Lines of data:
::::::
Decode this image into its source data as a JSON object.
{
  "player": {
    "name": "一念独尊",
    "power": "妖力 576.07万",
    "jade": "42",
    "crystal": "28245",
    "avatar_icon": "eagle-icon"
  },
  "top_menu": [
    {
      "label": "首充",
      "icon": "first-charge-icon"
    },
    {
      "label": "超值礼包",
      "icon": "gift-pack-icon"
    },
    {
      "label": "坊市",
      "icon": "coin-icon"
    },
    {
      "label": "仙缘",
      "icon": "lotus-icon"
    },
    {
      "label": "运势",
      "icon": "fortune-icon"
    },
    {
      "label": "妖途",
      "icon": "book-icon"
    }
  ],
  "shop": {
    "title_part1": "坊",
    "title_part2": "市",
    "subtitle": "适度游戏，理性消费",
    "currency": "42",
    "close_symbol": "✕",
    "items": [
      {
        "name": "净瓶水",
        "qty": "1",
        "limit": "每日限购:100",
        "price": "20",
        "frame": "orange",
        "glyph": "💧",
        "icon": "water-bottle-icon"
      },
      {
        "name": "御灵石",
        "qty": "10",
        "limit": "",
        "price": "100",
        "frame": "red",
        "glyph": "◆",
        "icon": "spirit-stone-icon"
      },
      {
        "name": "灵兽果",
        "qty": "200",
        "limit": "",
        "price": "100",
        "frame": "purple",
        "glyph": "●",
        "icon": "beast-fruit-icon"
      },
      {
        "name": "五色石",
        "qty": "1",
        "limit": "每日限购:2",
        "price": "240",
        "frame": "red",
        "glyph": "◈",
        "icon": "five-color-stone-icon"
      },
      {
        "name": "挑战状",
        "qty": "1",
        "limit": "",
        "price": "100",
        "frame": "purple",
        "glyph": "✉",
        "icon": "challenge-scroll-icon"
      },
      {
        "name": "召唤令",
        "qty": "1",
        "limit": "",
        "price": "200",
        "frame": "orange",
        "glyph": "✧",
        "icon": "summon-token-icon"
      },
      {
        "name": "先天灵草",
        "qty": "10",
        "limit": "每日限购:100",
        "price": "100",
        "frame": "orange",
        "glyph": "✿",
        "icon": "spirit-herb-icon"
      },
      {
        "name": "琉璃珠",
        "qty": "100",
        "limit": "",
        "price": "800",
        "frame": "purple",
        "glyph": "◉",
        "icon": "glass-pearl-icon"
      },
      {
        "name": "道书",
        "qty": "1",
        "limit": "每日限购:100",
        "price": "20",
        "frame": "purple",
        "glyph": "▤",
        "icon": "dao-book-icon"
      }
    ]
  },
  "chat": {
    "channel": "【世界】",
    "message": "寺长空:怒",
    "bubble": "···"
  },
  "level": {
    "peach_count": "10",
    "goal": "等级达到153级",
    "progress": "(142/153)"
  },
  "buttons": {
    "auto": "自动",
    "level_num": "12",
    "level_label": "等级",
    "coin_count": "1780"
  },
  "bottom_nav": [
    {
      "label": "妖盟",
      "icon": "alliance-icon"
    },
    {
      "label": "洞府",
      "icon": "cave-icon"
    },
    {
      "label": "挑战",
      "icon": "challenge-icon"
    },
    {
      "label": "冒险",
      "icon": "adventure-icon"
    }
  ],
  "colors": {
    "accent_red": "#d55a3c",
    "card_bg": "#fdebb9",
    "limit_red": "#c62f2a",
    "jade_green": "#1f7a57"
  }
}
::::::
◆ **Problem description**
How many of the listing's lines contain "challenge"? Respond with a single number and nothing else.

◆ **Answer**
2